[begin Provided data]

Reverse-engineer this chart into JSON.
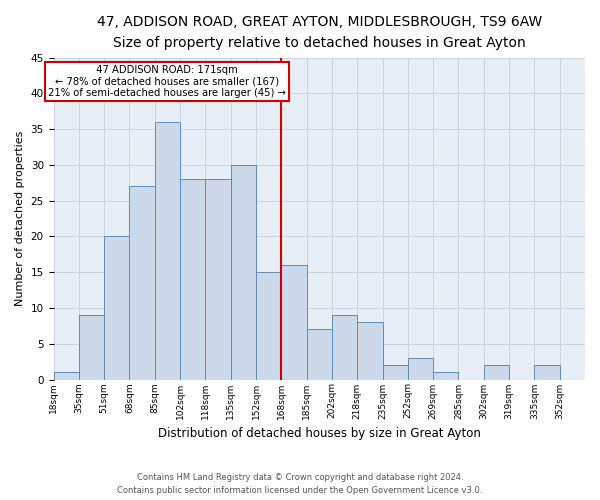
{
  "title": "47, ADDISON ROAD, GREAT AYTON, MIDDLESBROUGH, TS9 6AW",
  "subtitle": "Size of property relative to detached houses in Great Ayton",
  "xlabel": "Distribution of detached houses by size in Great Ayton",
  "ylabel": "Number of detached properties",
  "footer_line1": "Contains HM Land Registry data © Crown copyright and database right 2024.",
  "footer_line2": "Contains public sector information licensed under the Open Government Licence v3.0.",
  "bin_labels": [
    "18sqm",
    "35sqm",
    "51sqm",
    "68sqm",
    "85sqm",
    "102sqm",
    "118sqm",
    "135sqm",
    "152sqm",
    "168sqm",
    "185sqm",
    "202sqm",
    "218sqm",
    "235sqm",
    "252sqm",
    "269sqm",
    "285sqm",
    "302sqm",
    "319sqm",
    "335sqm",
    "352sqm"
  ],
  "bar_values": [
    1,
    9,
    20,
    27,
    36,
    28,
    28,
    30,
    15,
    16,
    7,
    9,
    8,
    2,
    3,
    1,
    0,
    2,
    0,
    2,
    0
  ],
  "bar_color": "#ccd9ea",
  "bar_edge_color": "#5b8db8",
  "property_line_bin": 9,
  "property_label": "47 ADDISON ROAD: 171sqm",
  "annotation_line1": "← 78% of detached houses are smaller (167)",
  "annotation_line2": "21% of semi-detached houses are larger (45) →",
  "annotation_box_color": "#ffffff",
  "annotation_box_edge": "#cc0000",
  "vline_color": "#cc0000",
  "ylim": [
    0,
    45
  ],
  "yticks": [
    0,
    5,
    10,
    15,
    20,
    25,
    30,
    35,
    40,
    45
  ],
  "background_color": "#ffffff",
  "plot_bg_color": "#e8eef5",
  "grid_color": "#c8d4e4",
  "title_fontsize": 10,
  "subtitle_fontsize": 9,
  "xlabel_fontsize": 8.5,
  "ylabel_fontsize": 8
}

[end Provided data]

### Given task
Leave out every picture and copy the rest of the records exactly.

### Finished answer
Reverse-engineer this chart into JSON.
{
  "title": "47, ADDISON ROAD, GREAT AYTON, MIDDLESBROUGH, TS9 6AW",
  "subtitle": "Size of property relative to detached houses in Great Ayton",
  "xlabel": "Distribution of detached houses by size in Great Ayton",
  "ylabel": "Number of detached properties",
  "footer_line1": "Contains HM Land Registry data © Crown copyright and database right 2024.",
  "footer_line2": "Contains public sector information licensed under the Open Government Licence v3.0.",
  "bin_labels": [
    "18sqm",
    "35sqm",
    "51sqm",
    "68sqm",
    "85sqm",
    "102sqm",
    "118sqm",
    "135sqm",
    "152sqm",
    "168sqm",
    "185sqm",
    "202sqm",
    "218sqm",
    "235sqm",
    "252sqm",
    "269sqm",
    "285sqm",
    "302sqm",
    "319sqm",
    "335sqm",
    "352sqm"
  ],
  "bar_values": [
    1,
    9,
    20,
    27,
    36,
    28,
    28,
    30,
    15,
    16,
    7,
    9,
    8,
    2,
    3,
    1,
    0,
    2,
    0,
    2,
    0
  ],
  "bar_color": "#ccd9ea",
  "bar_edge_color": "#5b8db8",
  "property_line_bin": 9,
  "property_label": "47 ADDISON ROAD: 171sqm",
  "annotation_line1": "← 78% of detached houses are smaller (167)",
  "annotation_line2": "21% of semi-detached houses are larger (45) →",
  "annotation_box_color": "#ffffff",
  "annotation_box_edge": "#cc0000",
  "vline_color": "#cc0000",
  "ylim": [
    0,
    45
  ],
  "yticks": [
    0,
    5,
    10,
    15,
    20,
    25,
    30,
    35,
    40,
    45
  ],
  "background_color": "#ffffff",
  "plot_bg_color": "#e8eef5",
  "grid_color": "#c8d4e4",
  "title_fontsize": 10,
  "subtitle_fontsize": 9,
  "xlabel_fontsize": 8.5,
  "ylabel_fontsize": 8
}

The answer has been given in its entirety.